**Things to do**
(1) What stock price does the passage on executive termination and change-of-control payments use for its table figures?
(2) Continue the passage on executive termination and change-of-control payments from the point where it stops.

In addition, in the event of a change of control or an executive’s death, disability or qualified retirement, the executive’s outstanding stock options would immediately vest and the executive would be entitled to a pro rata portion of his annual performance-based cash bonus based on performance to date.

 

30
 

 

The following table shows the potential payments payable to our named executive officers upon termination or a change of control of Methode. As a Lebanese resident, Mr. Khoury is entitled certain payments under the Lebanese Labor Laws. The amounts shown assume that such termination was effective as of May 1, 2015 (the last trading day of our 2015 fiscal year), and reflect the price of our common stock on such date ($43.59) and reflects awards outstanding and unvested on such date. The table below does not reflect amounts payable to our named executive officers pursuant to plans or arrangements that are available generally to all of our salaried employees, such as payments under the 401(k) Plan, the life insurance plan, the disability insurance plan and the vacation pay policy, payment of accrued base salary and accrued bonuses and, in the case of Mr. Khoury, payments under the Lebanese Labor Laws. In addition, the table does not reflect the distribution of each officer’s account balance in our Deferred Compensation Plan or the delivery of common stock underlying outstanding vested restricted stock units. For purposes of this table, we have assumed that our Compensation Committee has elected to accelerate all awards in each instance in which acceleration is subject to the discretion of our Compensation Committee.

                     
Name   Termination Scenario
(on 5/1/15)
  Salary and
Bonus Severance
($)
  Pro Rata
Payment of
Annual
Performance-
Based Bonus
($)
  Vesting of
Option Awards
($)
  Health and
Welfare Benefits
($)(1)
Donald W. Duda   Upon Change of Control(2)     675,000   1,431,037  
    Resignation for Good Reason/Termination Without Cause Following Change of Control(3)   4,050,000       58,810
    Death, Disability or Qualified Retirement     675,000   1,431,037  
Douglas A. Koman   Upon Change of Control(2)     234,000   881,191  
    Resignation for Good Reason/Termination Without Cause Following Change of Control(3)   1,767,000       39,140
    Death, Disability or Qualified Retirement     234,000   888,191  
Thomas D. Reynolds   Upon Change of Control(2)     313,500   715,501  
    Resignation for Good Reason/ Termination Without Cause Following Change of Control(3)   1,577,000       39,207
    Death, Disability or Qualified Retirement     313,500   715,501  
Timothy R. Glandon   Upon Change of Control(2)     194,700   429,320  
    Resignation for Good Reason/ Termination Without Cause Following Change of Control(3)   979,400       39,207
    Death, Disability or Qualified Retirement     194,700   429,320  
Joseph E. Khoury   Upon Change of Control(2)     236,280   534,600  
    Resignation for Good Reason/ Termination Without Cause Following Change of Control(3)

**Data block**
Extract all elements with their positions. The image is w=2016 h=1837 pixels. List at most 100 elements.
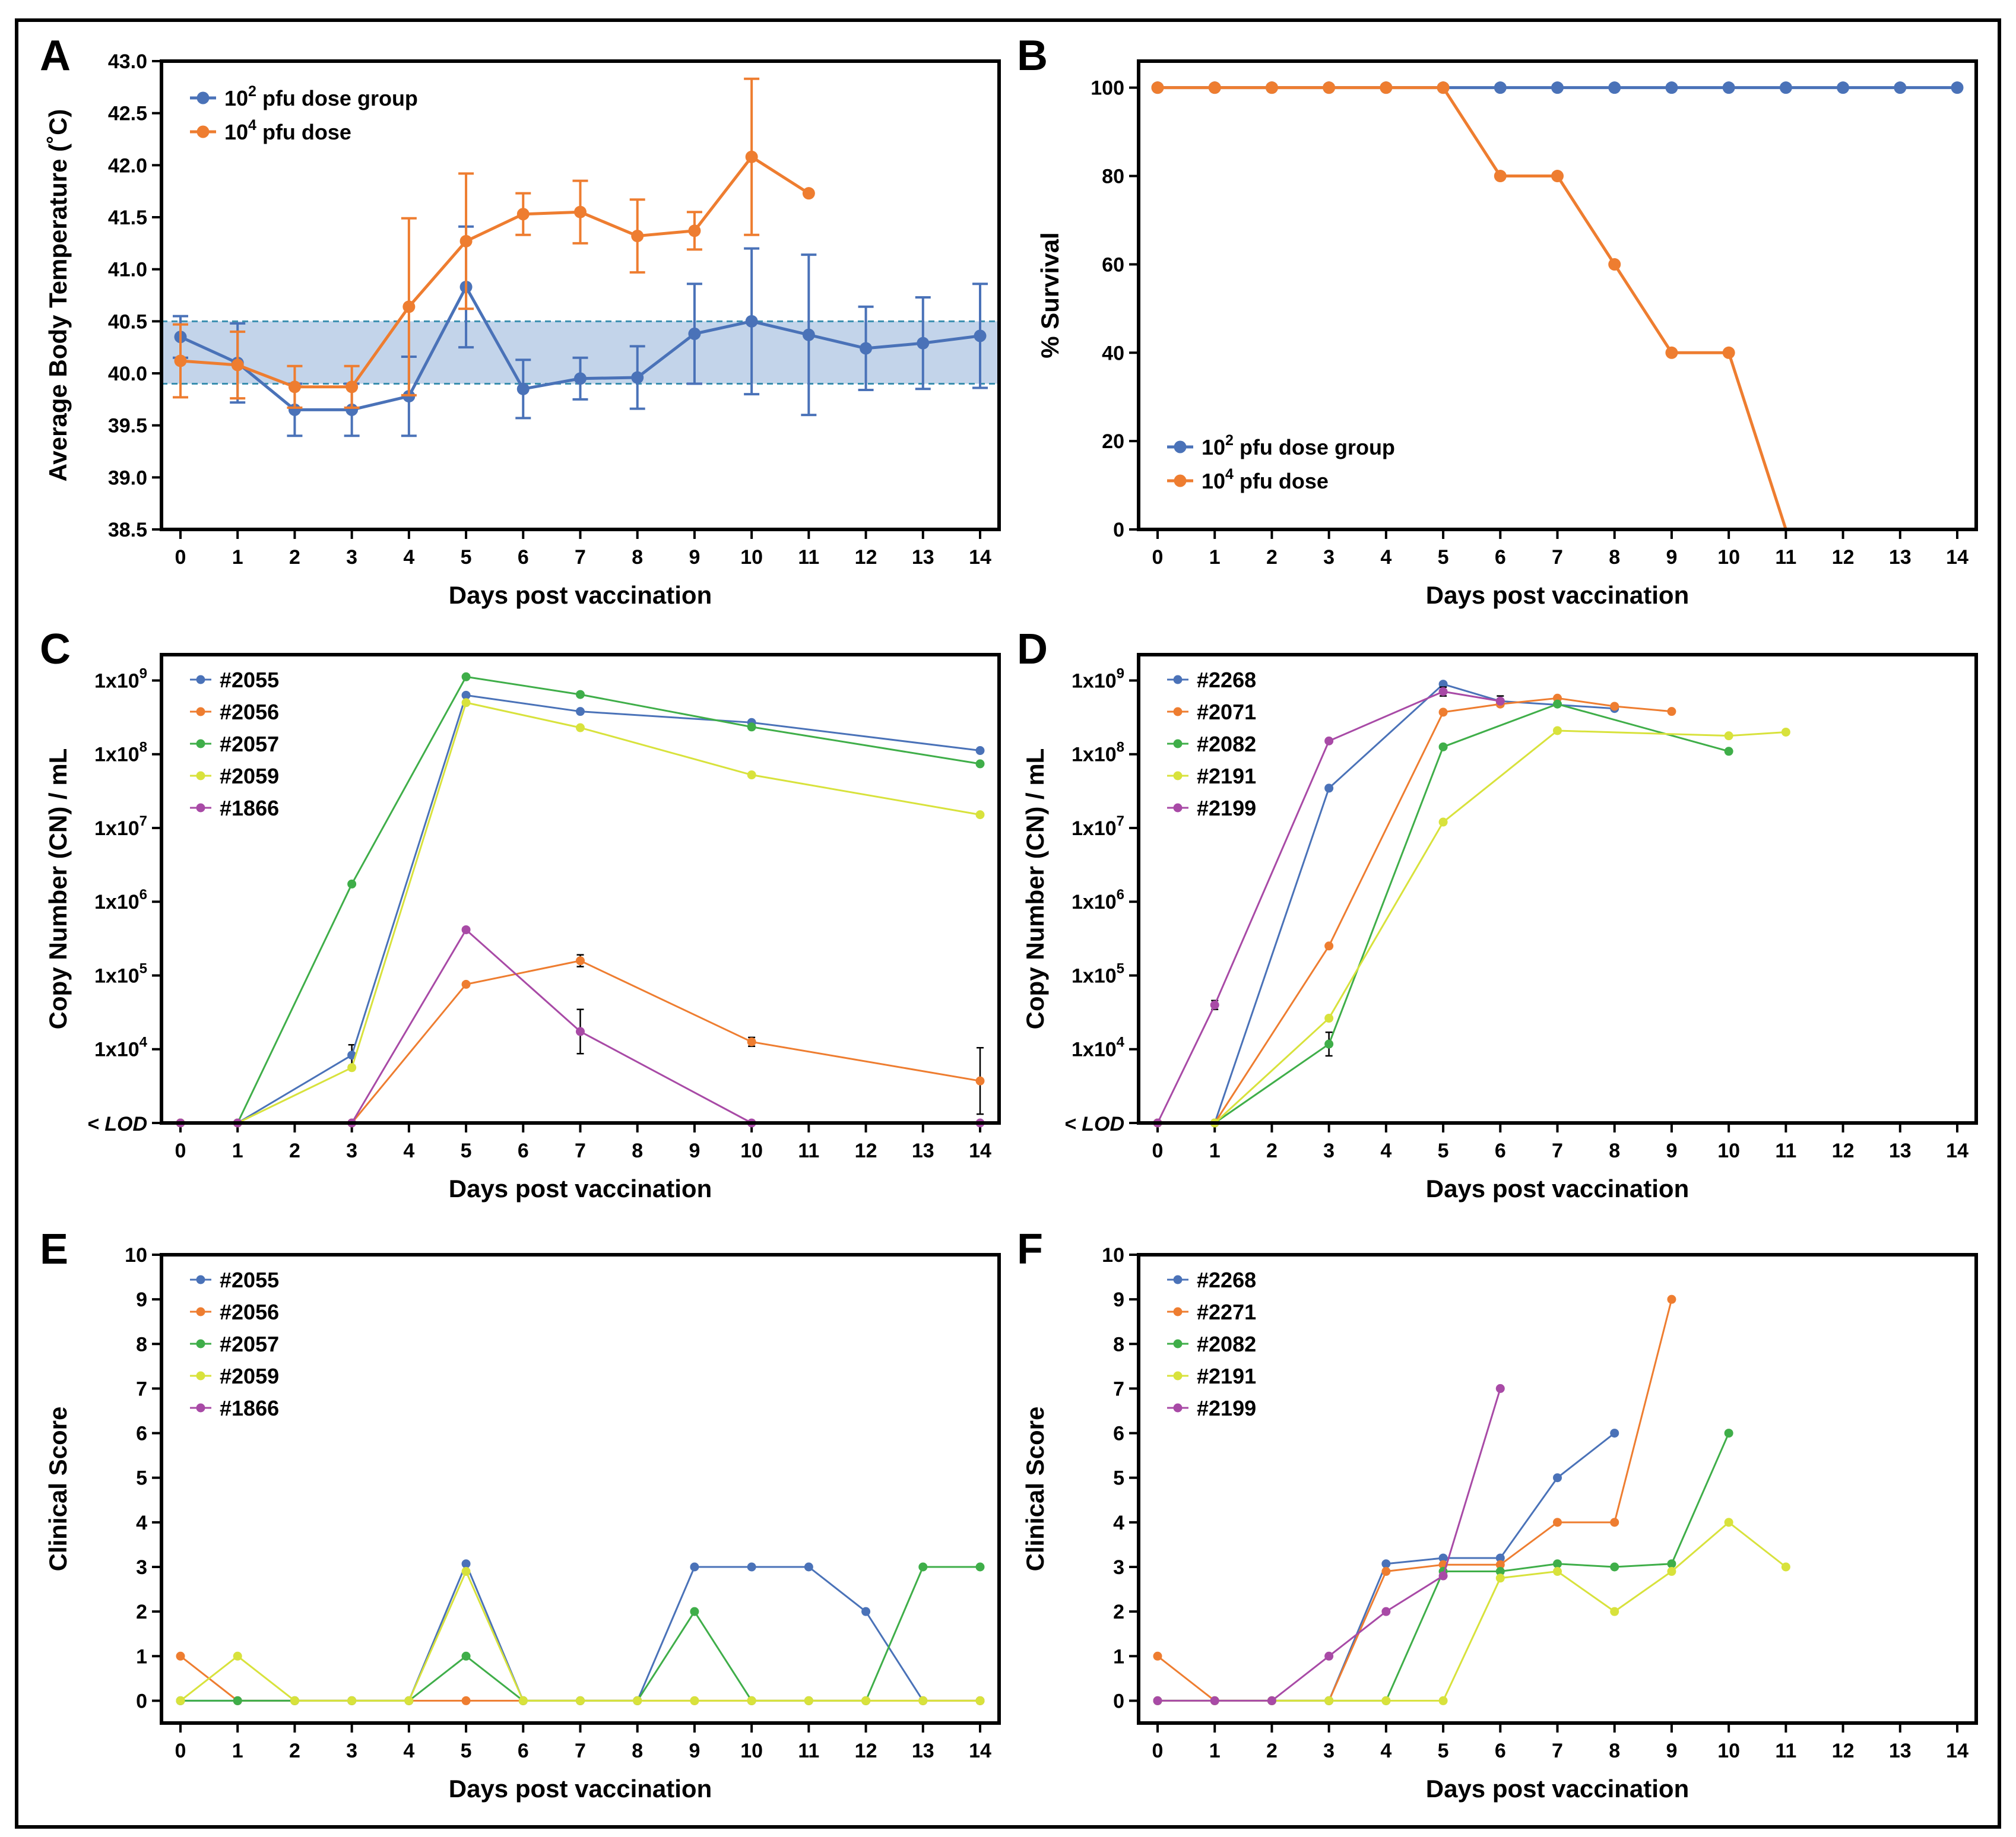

**The results**
(1) $43.59, the price of the common stock on May 1, 2015.

(2)
    Death, Disability or Qualified Retirement     236,280   534,600  

 

 
(1)Reflects the estimated lump-sum present value of all future premiums which will be paid on behalf of the executive under our health and welfare benefit plans.

 

(2)Reflects amounts payable upon a change of control where the executive’s employment continues.

 

(3)These amounts are in addition to amounts payable under the preceding row “Upon Change of Control.”

 

31
 

  

OTHER INFORMATION

 

Section 16(a) Beneficial Ownership Reporting Compliance

 

Under the securities laws, our directors and executive officers are required to report their initial ownership of our common stock and any subsequent changes in that ownership to the SEC. Specific due dates for these reports have been established and we are required to disclose in this proxy statement if a director or executive officer filed a late report. During fiscal 2015, all such reports were timely filed. In making these disclosures, we have relied solely on written representations of our directors and executive officers and copies of the reports filed with the SEC.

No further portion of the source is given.